• **Work instructions**
Output the data that follows exactly, line for line.

── Extracted information

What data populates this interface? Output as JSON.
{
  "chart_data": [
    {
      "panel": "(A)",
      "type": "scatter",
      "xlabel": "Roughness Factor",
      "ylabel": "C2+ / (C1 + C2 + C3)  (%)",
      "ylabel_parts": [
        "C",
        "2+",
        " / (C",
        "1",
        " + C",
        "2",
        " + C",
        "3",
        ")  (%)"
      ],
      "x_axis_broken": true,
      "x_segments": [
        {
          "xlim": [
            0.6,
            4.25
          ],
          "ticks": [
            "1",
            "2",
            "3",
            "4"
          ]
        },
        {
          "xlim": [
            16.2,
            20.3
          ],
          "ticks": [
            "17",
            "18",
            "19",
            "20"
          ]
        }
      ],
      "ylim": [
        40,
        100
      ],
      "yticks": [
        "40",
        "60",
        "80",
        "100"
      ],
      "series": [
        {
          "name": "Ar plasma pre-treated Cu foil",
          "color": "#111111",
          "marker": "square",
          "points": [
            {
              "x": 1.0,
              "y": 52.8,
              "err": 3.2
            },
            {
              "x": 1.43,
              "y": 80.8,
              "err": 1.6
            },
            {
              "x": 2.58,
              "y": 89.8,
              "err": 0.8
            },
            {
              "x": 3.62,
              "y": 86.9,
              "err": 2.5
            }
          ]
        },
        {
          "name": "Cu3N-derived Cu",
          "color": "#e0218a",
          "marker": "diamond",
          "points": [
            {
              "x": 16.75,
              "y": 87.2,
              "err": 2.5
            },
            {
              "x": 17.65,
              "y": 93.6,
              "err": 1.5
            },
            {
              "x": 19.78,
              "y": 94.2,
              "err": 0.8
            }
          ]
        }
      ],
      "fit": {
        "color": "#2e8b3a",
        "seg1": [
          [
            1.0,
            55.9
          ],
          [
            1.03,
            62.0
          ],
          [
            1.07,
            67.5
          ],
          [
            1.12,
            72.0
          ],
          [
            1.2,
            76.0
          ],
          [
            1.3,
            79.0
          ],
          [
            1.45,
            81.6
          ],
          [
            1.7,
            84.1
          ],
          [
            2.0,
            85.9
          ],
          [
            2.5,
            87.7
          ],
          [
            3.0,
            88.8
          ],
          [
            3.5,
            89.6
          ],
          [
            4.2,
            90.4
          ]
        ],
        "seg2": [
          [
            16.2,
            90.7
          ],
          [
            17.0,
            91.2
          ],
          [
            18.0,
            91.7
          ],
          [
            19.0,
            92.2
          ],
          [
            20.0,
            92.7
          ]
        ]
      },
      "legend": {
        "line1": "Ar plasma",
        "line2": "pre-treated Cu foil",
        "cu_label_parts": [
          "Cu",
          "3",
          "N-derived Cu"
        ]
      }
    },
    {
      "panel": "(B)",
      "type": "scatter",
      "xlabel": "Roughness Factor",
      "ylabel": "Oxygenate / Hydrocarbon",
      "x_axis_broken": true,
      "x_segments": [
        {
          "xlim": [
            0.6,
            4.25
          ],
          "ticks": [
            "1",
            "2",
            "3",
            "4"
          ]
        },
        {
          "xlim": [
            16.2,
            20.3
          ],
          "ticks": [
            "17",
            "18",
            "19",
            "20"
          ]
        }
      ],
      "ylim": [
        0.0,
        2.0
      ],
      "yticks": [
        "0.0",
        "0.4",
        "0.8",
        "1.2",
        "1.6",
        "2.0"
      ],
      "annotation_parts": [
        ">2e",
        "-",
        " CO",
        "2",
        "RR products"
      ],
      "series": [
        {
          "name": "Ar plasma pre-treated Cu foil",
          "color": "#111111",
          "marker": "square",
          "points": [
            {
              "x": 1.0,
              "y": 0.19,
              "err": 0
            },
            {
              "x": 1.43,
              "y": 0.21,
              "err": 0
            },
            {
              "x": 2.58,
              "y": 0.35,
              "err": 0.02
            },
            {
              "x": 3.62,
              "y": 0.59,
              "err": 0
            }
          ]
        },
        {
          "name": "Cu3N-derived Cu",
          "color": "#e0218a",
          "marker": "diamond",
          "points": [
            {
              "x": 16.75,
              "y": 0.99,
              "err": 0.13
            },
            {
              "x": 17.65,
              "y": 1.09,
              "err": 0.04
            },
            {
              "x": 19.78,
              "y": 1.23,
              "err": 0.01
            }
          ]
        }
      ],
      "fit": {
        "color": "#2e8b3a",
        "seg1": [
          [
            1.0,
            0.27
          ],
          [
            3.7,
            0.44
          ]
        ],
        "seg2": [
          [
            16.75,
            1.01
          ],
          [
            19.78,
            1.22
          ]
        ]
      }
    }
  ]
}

────

• **Exercise output**
What data populates this interface? Output as JSON.
{
  "chart_data": [
    {
      "panel": "(A)",
      "type": "scatter",
      "xlabel": "Roughness Factor",
      "ylabel": "C2+ / (C1 + C2 + C3)  (%)",
      "ylabel_parts": [
        "C",
        "2+",
        " / (C",
        "1",
        " + C",
        "2",
        " + C",
        "3",
        ")  (%)"
      ],
      "x_axis_broken": true,
      "x_segments": [
        {
          "xlim": [
            0.6,
            4.25
          ],
          "ticks": [
            "1",
            "2",
            "3",
            "4"
          ]
        },
        {
          "xlim": [
            16.2,
            20.3
          ],
          "ticks": [
            "17",
            "18",
            "19",
            "20"
          ]
        }
      ],
      "ylim": [
        40,
        100
      ],
      "yticks": [
        "40",
        "60",
        "80",
        "100"
      ],
      "series": [
        {
          "name": "Ar plasma pre-treated Cu foil",
          "color": "#111111",
          "marker": "square",
          "points": [
            {
              "x": 1.0,
              "y": 52.8,
              "err": 3.2
            },
            {
              "x": 1.43,
              "y": 80.8,
              "err": 1.6
            },
            {
              "x": 2.58,
              "y": 89.8,
              "err": 0.8
            },
            {
              "x": 3.62,
              "y": 86.9,
              "err": 2.5
            }
          ]
        },
        {
          "name": "Cu3N-derived Cu",
          "color": "#e0218a",
          "marker": "diamond",
          "points": [
            {
              "x": 16.75,
              "y": 87.2,
              "err": 2.5
            },
            {
              "x": 17.65,
              "y": 93.6,
              "err": 1.5
            },
            {
              "x": 19.78,
              "y": 94.2,
              "err": 0.8
            }
          ]
        }
      ],
      "fit": {
        "color": "#2e8b3a",
        "seg1": [
          [
            1.0,
            55.9
          ],
          [
            1.03,
            62.0
          ],
          [
            1.07,
            67.5
          ],
          [
            1.12,
            72.0
          ],
          [
            1.2,
            76.0
          ],
          [
            1.3,
            79.0
          ],
          [
            1.45,
            81.6
          ],
          [
            1.7,
            84.1
          ],
          [
            2.0,
            85.9
          ],
          [
            2.5,
            87.7
          ],
          [
            3.0,
            88.8
          ],
          [
            3.5,
            89.6
          ],
          [
            4.2,
            90.4
          ]
        ],
        "seg2": [
          [
            16.2,
            90.7
          ],
          [
            17.0,
            91.2
          ],
          [
            18.0,
            91.7
          ],
          [
            19.0,
            92.2
          ],
          [
            20.0,
            92.7
          ]
        ]
      },
      "legend": {
        "line1": "Ar plasma",
        "line2": "pre-treated Cu foil",
        "cu_label_parts": [
          "Cu",
          "3",
          "N-derived Cu"
        ]
      }
    },
    {
      "panel": "(B)",
      "type": "scatter",
      "xlabel": "Roughness Factor",
      "ylabel": "Oxygenate / Hydrocarbon",
      "x_axis_broken": true,
      "x_segments": [
        {
          "xlim": [
            0.6,
            4.25
          ],
          "ticks": [
            "1",
            "2",
            "3",
            "4"
          ]
        },
        {
          "xlim": [
            16.2,
            20.3
          ],
          "ticks": [
            "17",
            "18",
            "19",
            "20"
          ]
        }
      ],
      "ylim": [
        0.0,
        2.0
      ],
      "yticks": [
        "0.0",
        "0.4",
        "0.8",
        "1.2",
        "1.6",
        "2.0"
      ],
      "annotation_parts": [
        ">2e",
        "-",
        " CO",
        "2",
        "RR products"
      ],
      "series": [
        {
          "name": "Ar plasma pre-treated Cu foil",
          "color": "#111111",
          "marker": "square",
          "points": [
            {
              "x": 1.0,
              "y": 0.19,
              "err": 0
            },
            {
              "x": 1.43,
              "y": 0.21,
              "err": 0
            },
            {
              "x": 2.58,
              "y": 0.35,
              "err": 0.02
            },
            {
              "x": 3.62,
              "y": 0.59,
              "err": 0
            }
          ]
        },
        {
          "name": "Cu3N-derived Cu",
          "color": "#e0218a",
          "marker": "diamond",
          "points": [
            {
              "x": 16.75,
              "y": 0.99,
              "err": 0.13
            },
            {
              "x": 17.65,
              "y": 1.09,
              "err": 0.04
            },
            {
              "x": 19.78,
              "y": 1.23,
              "err": 0.01
            }
          ]
        }
      ],
      "fit": {
        "color": "#2e8b3a",
        "seg1": [
          [
            1.0,
            0.27
          ],
          [
            3.7,
            0.44
          ]
        ],
        "seg2": [
          [
            16.75,
            1.01
          ],
          [
            19.78,
            1.22
          ]
        ]
      }
    }
  ]
}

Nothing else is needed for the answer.